◆ Instruction ◆
Filter the entries below, keeping only lines with the word "adquirió".

=-=-=-=-=

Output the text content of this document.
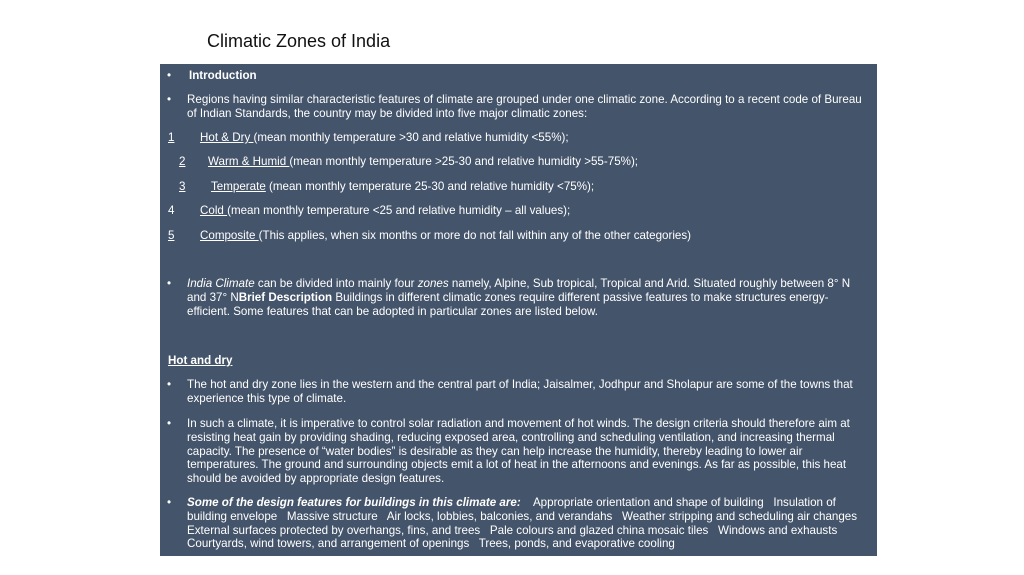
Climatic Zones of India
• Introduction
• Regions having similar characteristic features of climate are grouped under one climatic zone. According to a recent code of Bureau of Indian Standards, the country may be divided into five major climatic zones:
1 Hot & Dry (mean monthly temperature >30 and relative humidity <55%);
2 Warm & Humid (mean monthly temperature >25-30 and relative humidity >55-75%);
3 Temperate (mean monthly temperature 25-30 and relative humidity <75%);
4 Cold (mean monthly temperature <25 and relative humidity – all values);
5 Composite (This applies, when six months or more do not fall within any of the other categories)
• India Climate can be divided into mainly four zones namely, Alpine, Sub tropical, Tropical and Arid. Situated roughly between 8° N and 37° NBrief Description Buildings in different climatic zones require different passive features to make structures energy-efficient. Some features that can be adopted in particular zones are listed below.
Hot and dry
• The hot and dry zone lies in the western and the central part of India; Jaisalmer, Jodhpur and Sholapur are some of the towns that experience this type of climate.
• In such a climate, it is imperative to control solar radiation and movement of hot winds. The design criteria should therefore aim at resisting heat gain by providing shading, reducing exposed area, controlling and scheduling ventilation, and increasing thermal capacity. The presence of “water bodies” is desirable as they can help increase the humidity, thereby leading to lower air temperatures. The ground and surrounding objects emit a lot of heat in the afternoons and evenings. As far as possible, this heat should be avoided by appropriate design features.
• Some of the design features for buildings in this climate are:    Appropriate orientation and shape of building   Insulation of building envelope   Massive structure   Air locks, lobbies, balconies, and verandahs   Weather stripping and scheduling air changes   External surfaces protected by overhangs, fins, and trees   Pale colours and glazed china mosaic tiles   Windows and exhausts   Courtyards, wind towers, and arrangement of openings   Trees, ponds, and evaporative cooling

=-=-=-=-=

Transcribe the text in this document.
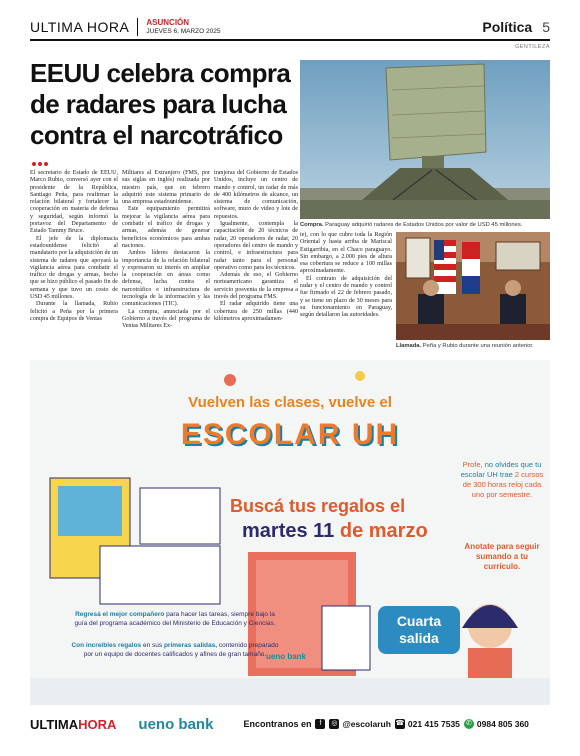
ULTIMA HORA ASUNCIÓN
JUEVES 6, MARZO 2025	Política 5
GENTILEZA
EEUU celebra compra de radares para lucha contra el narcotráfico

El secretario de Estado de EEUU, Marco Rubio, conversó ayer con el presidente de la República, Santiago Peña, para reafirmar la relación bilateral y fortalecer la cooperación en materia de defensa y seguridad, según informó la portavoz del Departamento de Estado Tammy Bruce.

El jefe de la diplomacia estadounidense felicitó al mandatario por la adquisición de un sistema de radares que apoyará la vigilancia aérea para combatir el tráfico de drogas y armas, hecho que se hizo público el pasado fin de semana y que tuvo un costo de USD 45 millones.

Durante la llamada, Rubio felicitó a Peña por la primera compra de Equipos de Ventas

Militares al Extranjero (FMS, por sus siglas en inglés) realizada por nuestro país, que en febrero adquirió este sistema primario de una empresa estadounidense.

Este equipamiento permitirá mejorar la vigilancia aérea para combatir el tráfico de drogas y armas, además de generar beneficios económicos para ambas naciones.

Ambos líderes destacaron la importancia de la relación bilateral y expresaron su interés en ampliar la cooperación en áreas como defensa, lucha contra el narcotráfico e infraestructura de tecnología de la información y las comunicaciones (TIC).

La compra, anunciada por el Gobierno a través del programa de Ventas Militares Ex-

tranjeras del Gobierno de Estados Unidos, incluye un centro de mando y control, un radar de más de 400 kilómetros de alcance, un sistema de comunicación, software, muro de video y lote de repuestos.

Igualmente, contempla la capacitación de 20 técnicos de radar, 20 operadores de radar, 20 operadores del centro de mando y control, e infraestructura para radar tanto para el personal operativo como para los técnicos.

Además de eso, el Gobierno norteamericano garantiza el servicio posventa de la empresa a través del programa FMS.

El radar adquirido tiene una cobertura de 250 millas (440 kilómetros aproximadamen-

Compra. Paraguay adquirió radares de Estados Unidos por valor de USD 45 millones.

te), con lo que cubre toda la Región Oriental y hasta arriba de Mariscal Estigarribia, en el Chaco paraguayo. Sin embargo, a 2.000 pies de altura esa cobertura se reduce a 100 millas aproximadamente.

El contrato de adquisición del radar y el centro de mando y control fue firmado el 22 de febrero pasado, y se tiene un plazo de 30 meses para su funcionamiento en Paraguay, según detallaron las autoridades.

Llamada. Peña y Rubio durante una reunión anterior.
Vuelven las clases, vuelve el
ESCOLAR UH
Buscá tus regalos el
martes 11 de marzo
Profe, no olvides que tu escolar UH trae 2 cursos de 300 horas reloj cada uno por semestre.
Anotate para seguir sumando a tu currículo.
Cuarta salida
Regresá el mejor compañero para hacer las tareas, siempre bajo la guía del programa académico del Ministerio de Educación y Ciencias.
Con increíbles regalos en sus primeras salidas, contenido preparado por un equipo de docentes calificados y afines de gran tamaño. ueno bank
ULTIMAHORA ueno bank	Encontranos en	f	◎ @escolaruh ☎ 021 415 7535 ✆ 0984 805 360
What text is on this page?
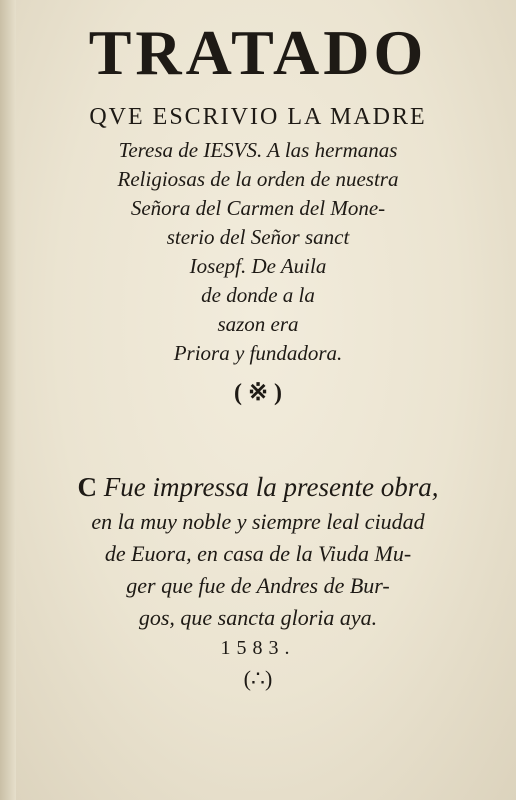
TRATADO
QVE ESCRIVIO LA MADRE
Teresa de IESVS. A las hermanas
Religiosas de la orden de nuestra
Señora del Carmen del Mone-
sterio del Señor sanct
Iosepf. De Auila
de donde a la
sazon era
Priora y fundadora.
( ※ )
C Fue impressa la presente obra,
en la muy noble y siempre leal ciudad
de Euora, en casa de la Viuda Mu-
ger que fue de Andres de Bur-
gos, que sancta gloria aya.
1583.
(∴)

=-=-=-=-=

◆ Answer to the exercise ◆
Militares al Extranjero (FMS, por sus siglas en inglés) realizada por nuestro país, que en febrero adquirió este sistema primario de una empresa estadounidense.
Compra. Paraguay adquirió radares de Estados Unidos por valor de USD 45 millones.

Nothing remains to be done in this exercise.